» THE EXERCISE
Every record below should be written out exactly; pictures stay out.

» EXTRACTED DATA
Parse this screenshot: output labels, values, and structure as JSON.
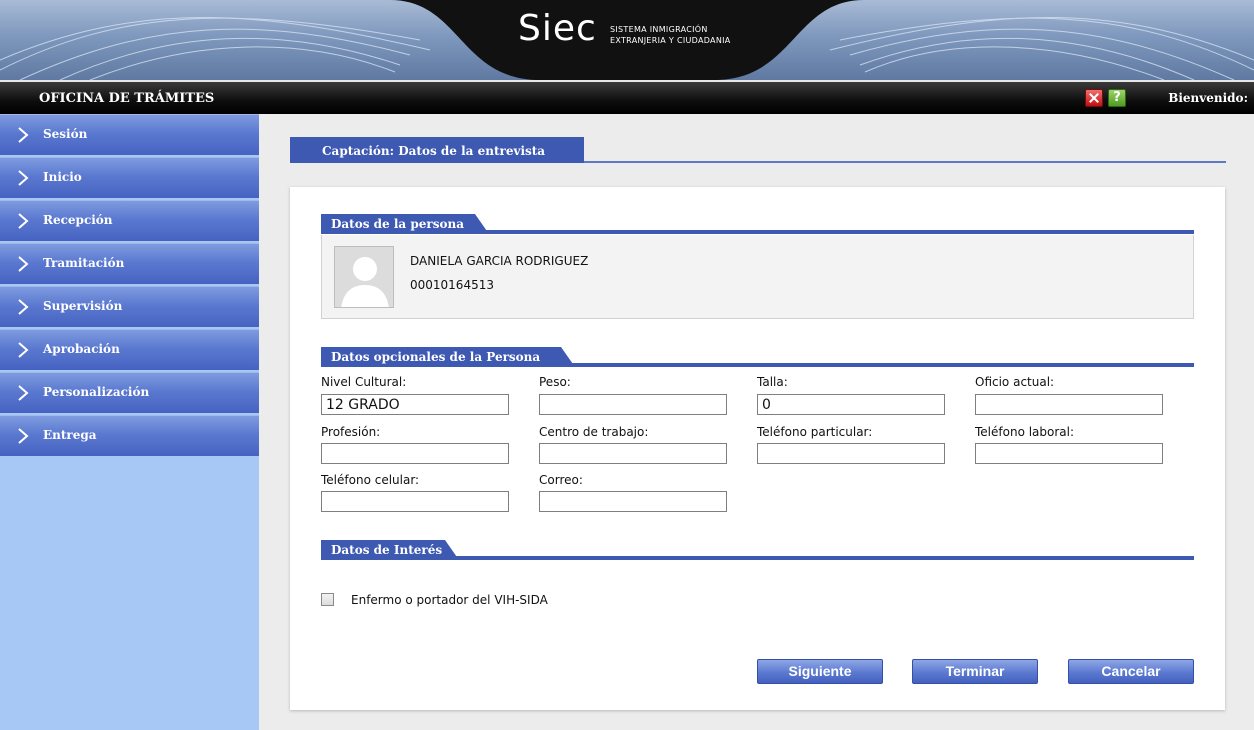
{
  "header": {
    "logo": "Siec",
    "subtitle_line1": "SISTEMA INMIGRACIÓN",
    "subtitle_line2": "EXTRANJERIA Y CIUDADANIA"
  },
  "topbar": {
    "office": "OFICINA DE TRÁMITES",
    "welcome": "Bienvenido:",
    "icons": [
      "close-icon",
      "help-icon"
    ],
    "help_glyph": "?"
  },
  "sidebar": {
    "items": [
      {
        "label": "Sesión"
      },
      {
        "label": "Inicio"
      },
      {
        "label": "Recepción"
      },
      {
        "label": "Tramitación"
      },
      {
        "label": "Supervisión"
      },
      {
        "label": "Aprobación"
      },
      {
        "label": "Personalización"
      },
      {
        "label": "Entrega"
      }
    ]
  },
  "page": {
    "tab": "Captación: Datos de la entrevista"
  },
  "persona": {
    "section_title": "Datos de la persona",
    "name": "DANIELA GARCIA RODRIGUEZ",
    "id": "00010164513"
  },
  "opcionales": {
    "section_title": "Datos opcionales de la Persona",
    "fields": [
      {
        "label": "Nivel Cultural:",
        "value": "12 GRADO"
      },
      {
        "label": "Peso:",
        "value": ""
      },
      {
        "label": "Talla:",
        "value": "0"
      },
      {
        "label": "Oficio actual:",
        "value": ""
      },
      {
        "label": "Profesión:",
        "value": ""
      },
      {
        "label": "Centro de trabajo:",
        "value": ""
      },
      {
        "label": "Teléfono particular:",
        "value": ""
      },
      {
        "label": "Teléfono laboral:",
        "value": ""
      },
      {
        "label": "Teléfono celular:",
        "value": ""
      },
      {
        "label": "Correo:",
        "value": ""
      }
    ]
  },
  "interes": {
    "section_title": "Datos de Interés",
    "checkbox_label": "Enfermo o portador del VIH-SIDA",
    "checked": false
  },
  "actions": {
    "next": "Siguiente",
    "finish": "Terminar",
    "cancel": "Cancelar"
  },
  "colors": {
    "primary_blue": "#3d59b2",
    "sidebar_bg": "#a7c7f5",
    "topbar": "#000000"
  }
}
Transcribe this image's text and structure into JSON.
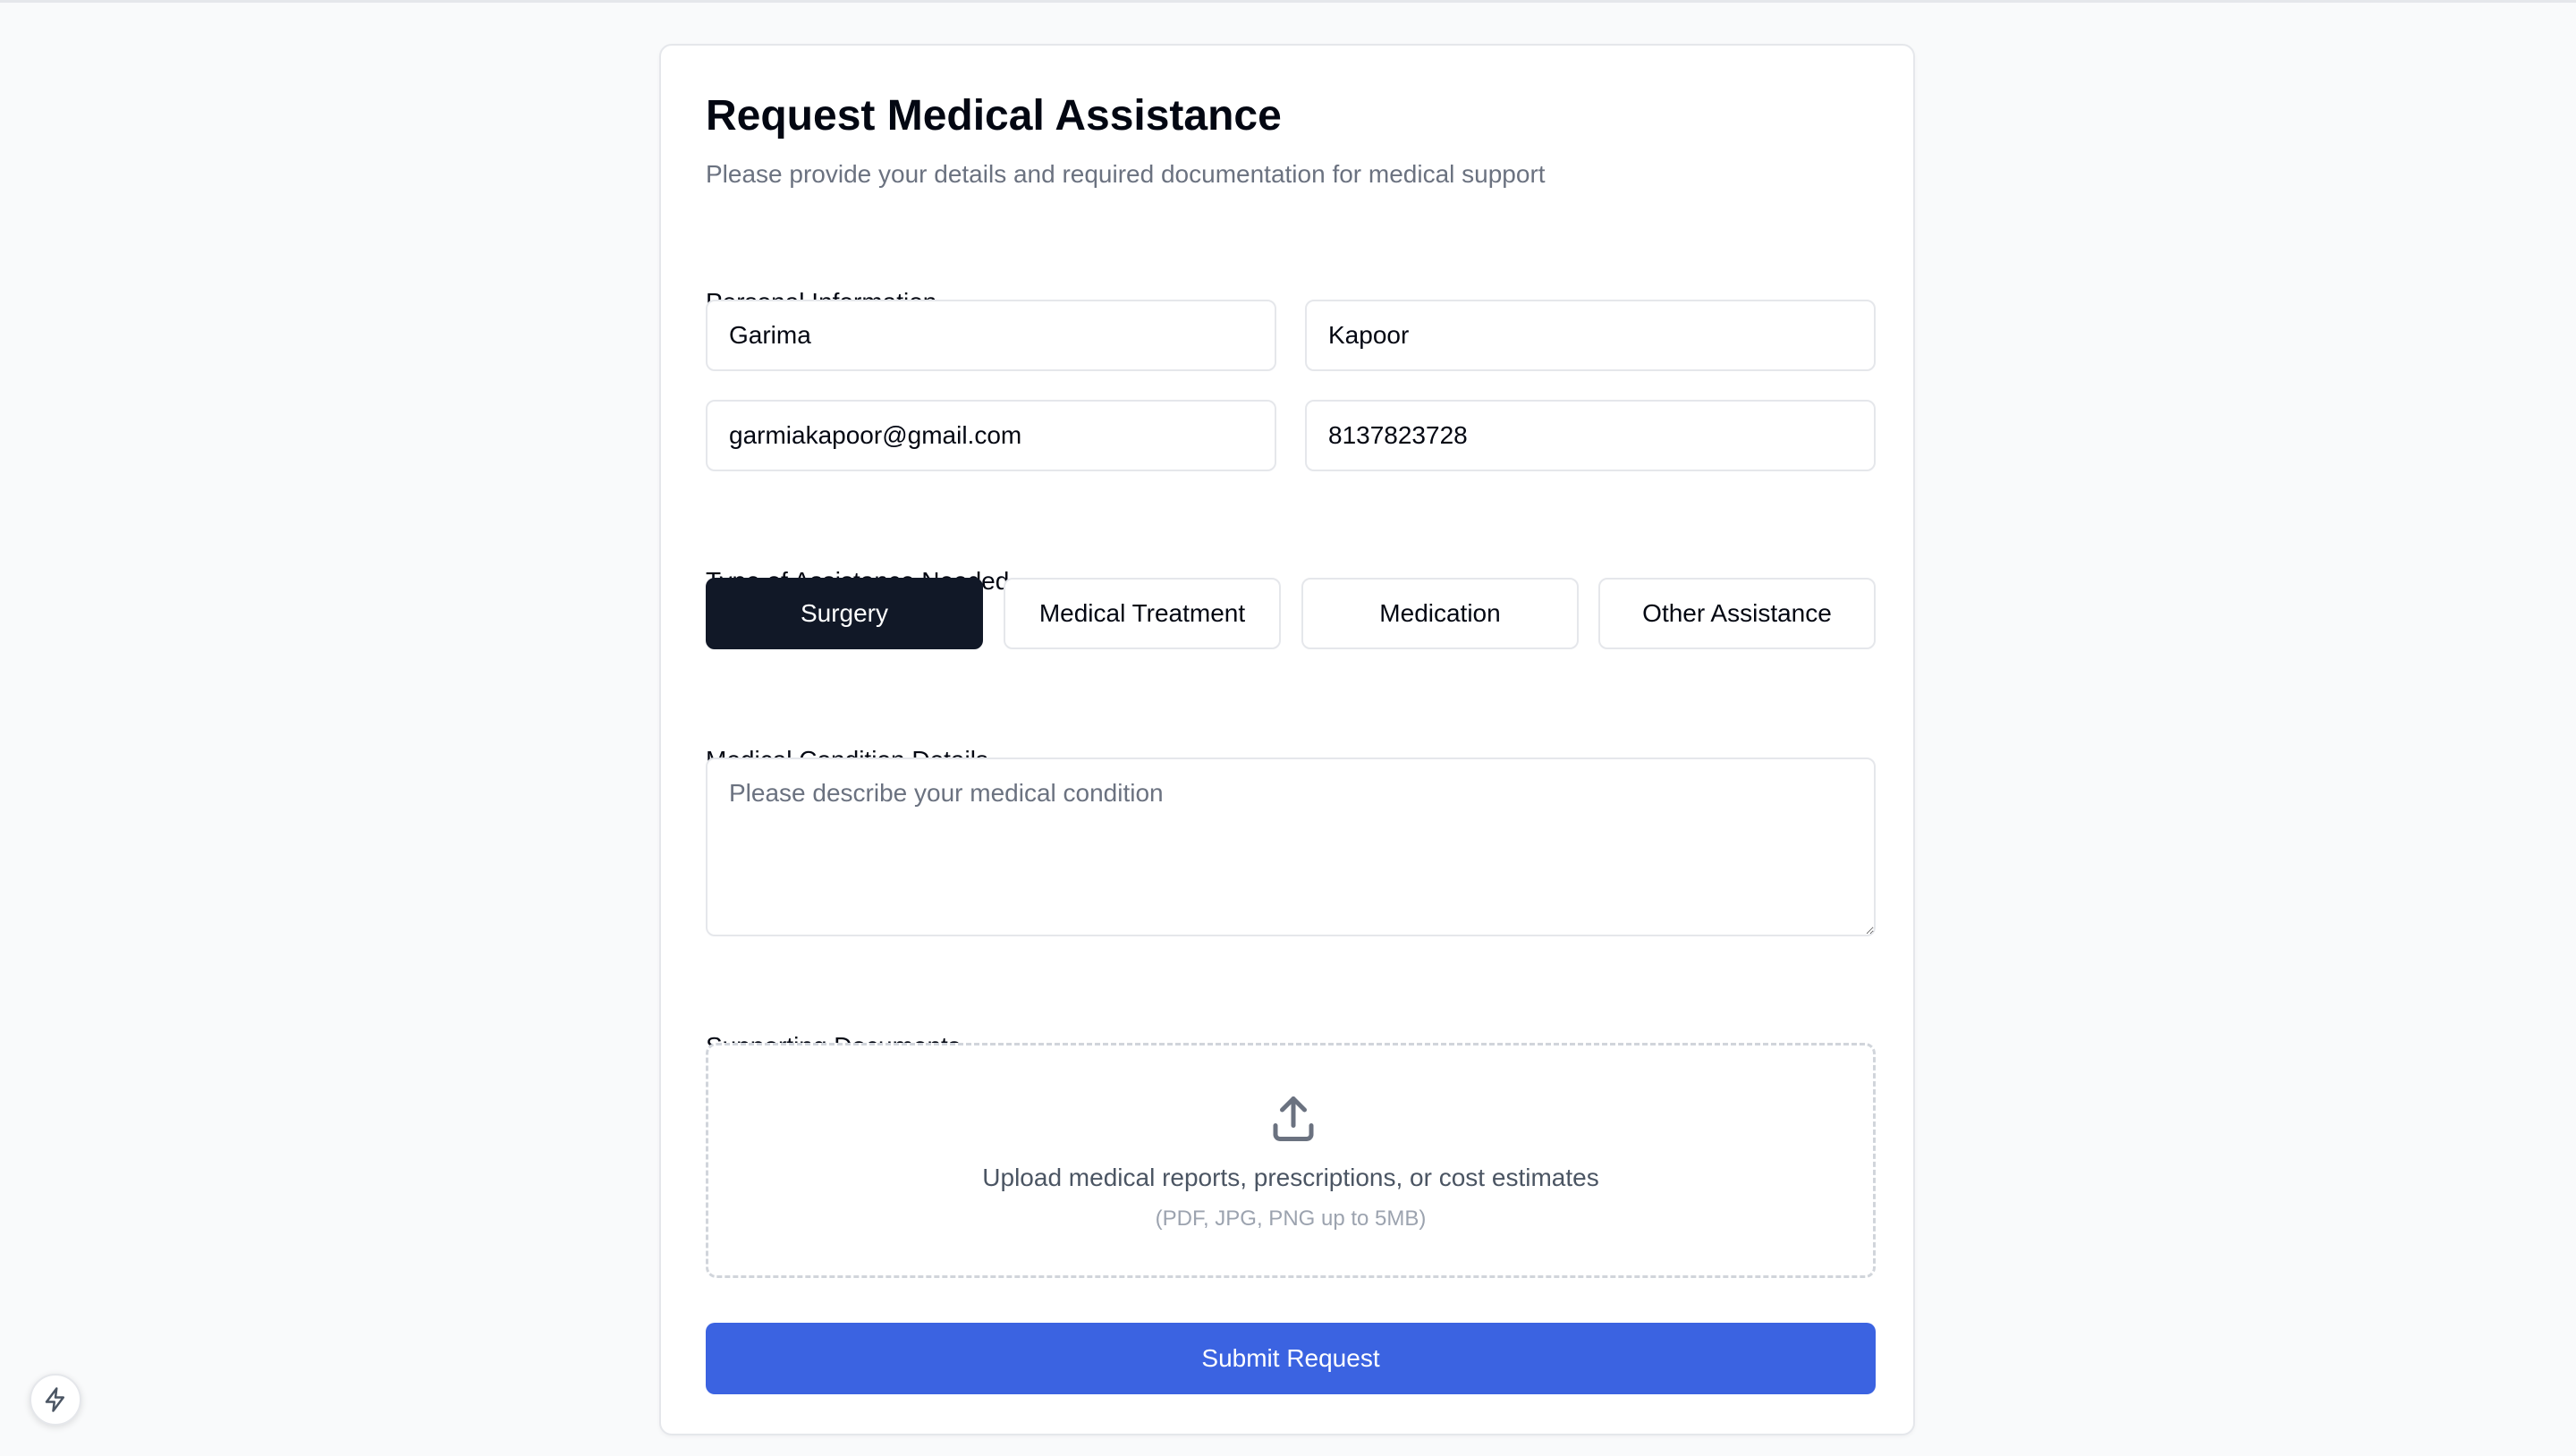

» TASK SOLUTION
Parse this screenshot: output labels, values, and structure as JSON.
{
  "header": {
    "logo": "Siec",
    "subtitle_line1": "SISTEMA INMIGRACIÓN",
    "subtitle_line2": "EXTRANJERIA Y CIUDADANIA"
  },
  "topbar": {
    "office": "OFICINA DE TRÁMITES",
    "welcome": "Bienvenido:",
    "icons": [
      "close-icon",
      "help-icon"
    ],
    "help_glyph": "?"
  },
  "sidebar": {
    "items": [
      {
        "label": "Sesión"
      },
      {
        "label": "Inicio"
      },
      {
        "label": "Recepción"
      },
      {
        "label": "Tramitación"
      },
      {
        "label": "Supervisión"
      },
      {
        "label": "Aprobación"
      },
      {
        "label": "Personalización"
      },
      {
        "label": "Entrega"
      }
    ]
  },
  "page": {
    "tab": "Captación: Datos de la entrevista"
  },
  "persona": {
    "section_title": "Datos de la persona",
    "name": "DANIELA GARCIA RODRIGUEZ",
    "id": "00010164513"
  },
  "opcionales": {
    "section_title": "Datos opcionales de la Persona",
    "fields": [
      {
        "label": "Nivel Cultural:",
        "value": "12 GRADO"
      },
      {
        "label": "Peso:",
        "value": ""
      },
      {
        "label": "Talla:",
        "value": "0"
      },
      {
        "label": "Oficio actual:",
        "value": ""
      },
      {
        "label": "Profesión:",
        "value": ""
      },
      {
        "label": "Centro de trabajo:",
        "value": ""
      },
      {
        "label": "Teléfono particular:",
        "value": ""
      },
      {
        "label": "Teléfono laboral:",
        "value": ""
      },
      {
        "label": "Teléfono celular:",
        "value": ""
      },
      {
        "label": "Correo:",
        "value": ""
      }
    ]
  },
  "interes": {
    "section_title": "Datos de Interés",
    "checkbox_label": "Enfermo o portador del VIH-SIDA",
    "checked": false
  },
  "actions": {
    "next": "Siguiente",
    "finish": "Terminar",
    "cancel": "Cancelar"
  },
  "colors": {
    "primary_blue": "#3d59b2",
    "sidebar_bg": "#a7c7f5",
    "topbar": "#000000"
  }
}
Transcribe this image's text and structure into JSON.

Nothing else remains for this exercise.